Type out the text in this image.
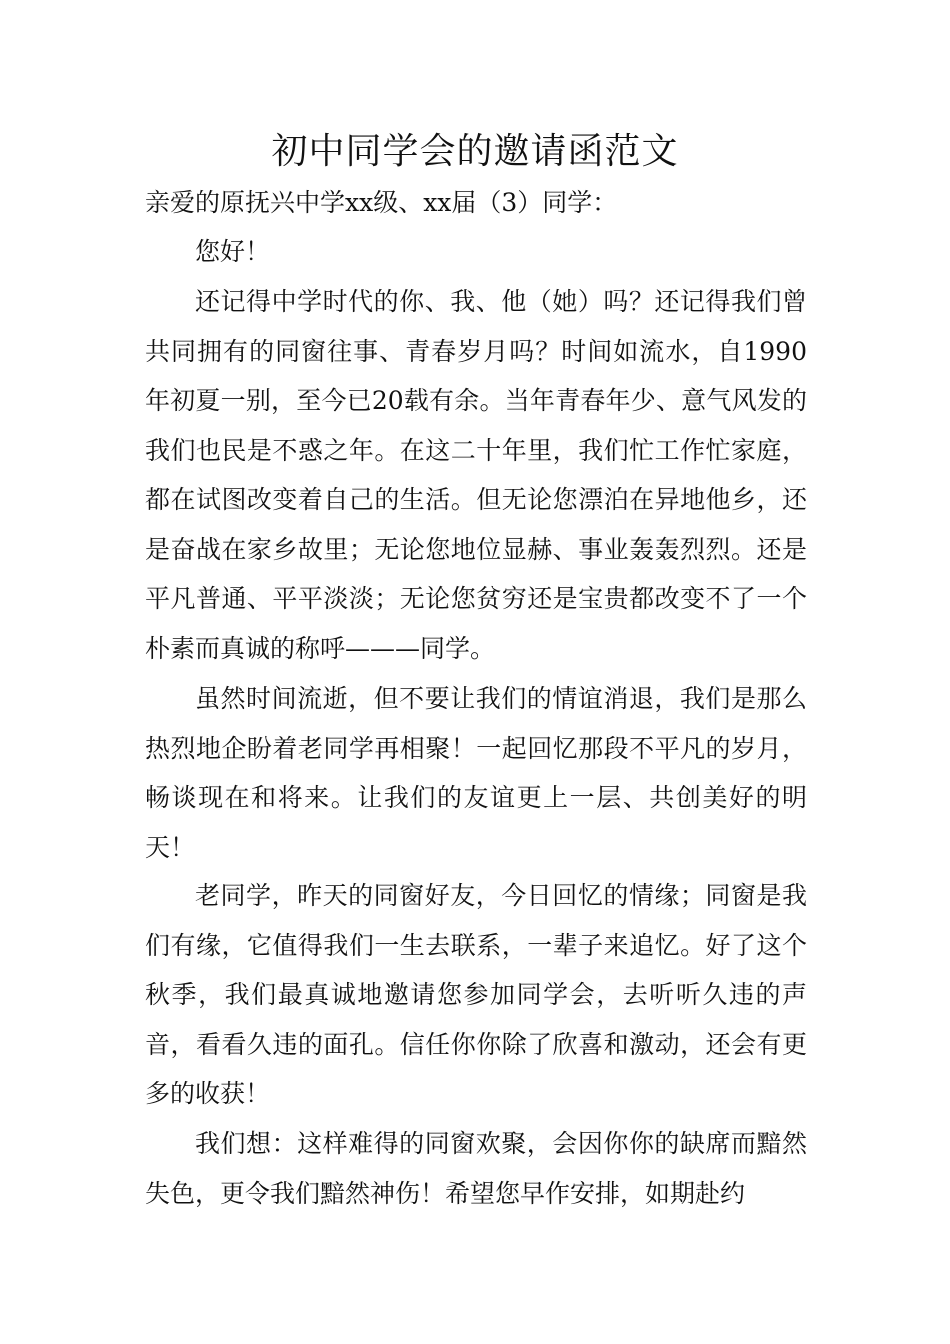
初中同学会的邀请函范文
亲爱的原抚兴中学xx级、xx届（3）同学：
您好！

还记得中学时代的你、我、他（她）吗？还记得我们曾共同拥有的同窗往事、青春岁月吗？时间如流水，自1990年初夏一别，至今已20载有余。当年青春年少、意气风发的我们也民是不惑之年。在这二十年里，我们忙工作忙家庭，都在试图改变着自己的生活。但无论您漂泊在异地他乡，还是奋战在家乡故里；无论您地位显赫、事业轰轰烈烈。还是平凡普通、平平淡淡；无论您贫穷还是宝贵都改变不了一个朴素而真诚的称呼———同学。

虽然时间流逝，但不要让我们的情谊消退，我们是那么热烈地企盼着老同学再相聚！一起回忆那段不平凡的岁月，畅谈现在和将来。让我们的友谊更上一层、共创美好的明天！

老同学，昨天的同窗好友，今日回忆的情缘；同窗是我们有缘，它值得我们一生去联系，一辈子来追忆。好了这个秋季，我们最真诚地邀请您参加同学会，去听听久违的声音，看看久违的面孔。信任你你除了欣喜和激动，还会有更多的收获！

我们想：这样难得的同窗欢聚，会因你你的缺席而黯然失色，更令我们黯然神伤！希望您早作安排，如期赴约
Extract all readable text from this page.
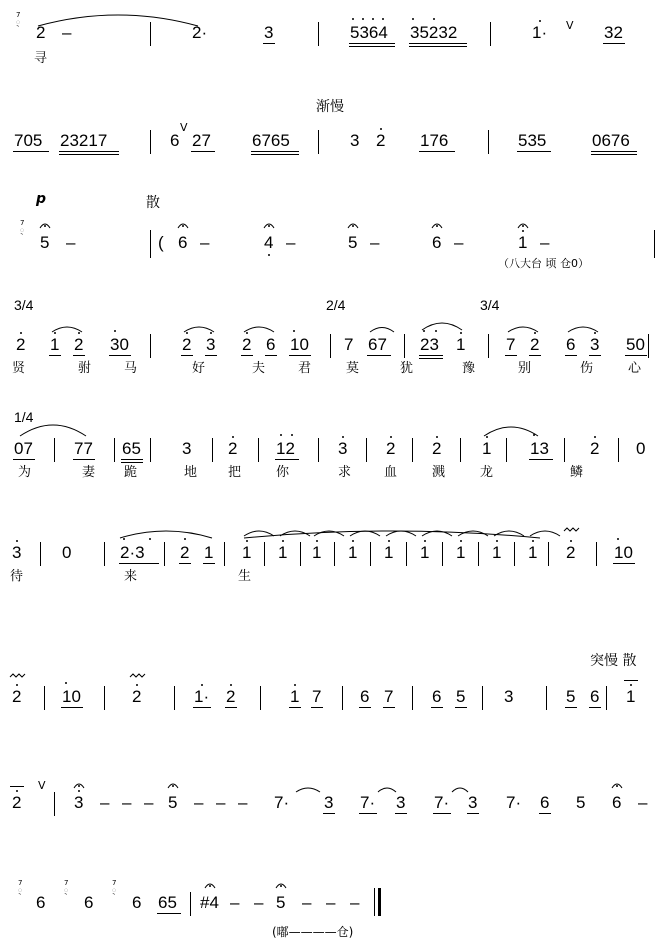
7
ᢩ
2 –	2·	3	5364 35232	1· V 32
寻
渐慢
705 23217	6
V
27 6765	3 2 176	535	0676
p	散
7
ᢩ
5 –	( 6 –	4 –	5 –	6 –	1 –
（八大台 顷 仓0）
3/4	2/4	3/4
2 1 2 30	2 3 2 6 10 7 67 23 1 7 2 6 3 50
贤	驸	马	好	夫	君	莫	犹	豫	别	伤	心
1/4
07 77 65 3 2 12	3 2 2 1 13 2 0
为	妻 跪	地 把	你	求	血	溅	龙	鳞
3 0	2·3 2 1 1 1 1 1 1 1 1 1 1 2 10
待	来	生
突慢 散
2 10	2	1· 2	1 7 6 7 6 5 3	5 6 1
2
V
3 – – – 5 – – – 7· 3 7· 3 7· 3 7· 6 5 6 –
7
ᢩ
6
7
ᢩ
6
7
ᢩ
6 65 #4 – – 5 – – –
(嘟————仓)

__What to produce__. The pictures should not be reproduced; quote all of the other material exactly.

__Solved problem__.
Type out the text in this image.
初中同学会的邀请函范文
亲爱的原抚兴中学xx级、xx届（3）同学：
您好！

还记得中学时代的你、我、他（她）吗？还记得我们曾共同拥有的同窗往事、青春岁月吗？时间如流水，自1990年初夏一别，至今已20载有余。当年青春年少、意气风发的我们也民是不惑之年。在这二十年里，我们忙工作忙家庭，都在试图改变着自己的生活。但无论您漂泊在异地他乡，还是奋战在家乡故里；无论您地位显赫、事业轰轰烈烈。还是平凡普通、平平淡淡；无论您贫穷还是宝贵都改变不了一个朴素而真诚的称呼———同学。

虽然时间流逝，但不要让我们的情谊消退，我们是那么热烈地企盼着老同学再相聚！一起回忆那段不平凡的岁月，畅谈现在和将来。让我们的友谊更上一层、共创美好的明天！

老同学，昨天的同窗好友，今日回忆的情缘；同窗是我们有缘，它值得我们一生去联系，一辈子来追忆。好了这个秋季，我们最真诚地邀请您参加同学会，去听听久违的声音，看看久违的面孔。信任你你除了欣喜和激动，还会有更多的收获！

我们想：这样难得的同窗欢聚，会因你你的缺席而黯然失色，更令我们黯然神伤！希望您早作安排，如期赴约
Extract all readable text from this page.
7
ᢩ
2 –	2·	3	5364 35232	1· V 32
寻
渐慢
705 23217	6
V
27 6765	3 2 176	535	0676
p	散
7
ᢩ
5 –	( 6 –	4 –	5 –	6 –	1 –
（八大台 顷 仓0）
3/4	2/4	3/4
2 1 2 30	2 3 2 6 10 7 67 23 1 7 2 6 3 50
贤	驸	马	好	夫	君	莫	犹	豫	别	伤	心
1/4
07 77 65 3 2 12	3 2 2 1 13 2 0
为	妻 跪	地 把	你	求	血	溅	龙	鳞
3 0	2·3 2 1 1 1 1 1 1 1 1 1 1 2 10
待	来	生
突慢 散
2 10	2	1· 2	1 7 6 7 6 5 3	5 6 1
2
V
3 – – – 5 – – – 7· 3 7· 3 7· 3 7· 6 5 6 –
7
ᢩ
6
7
ᢩ
6
7
ᢩ
6 65 #4 – – 5 – – –
(嘟————仓)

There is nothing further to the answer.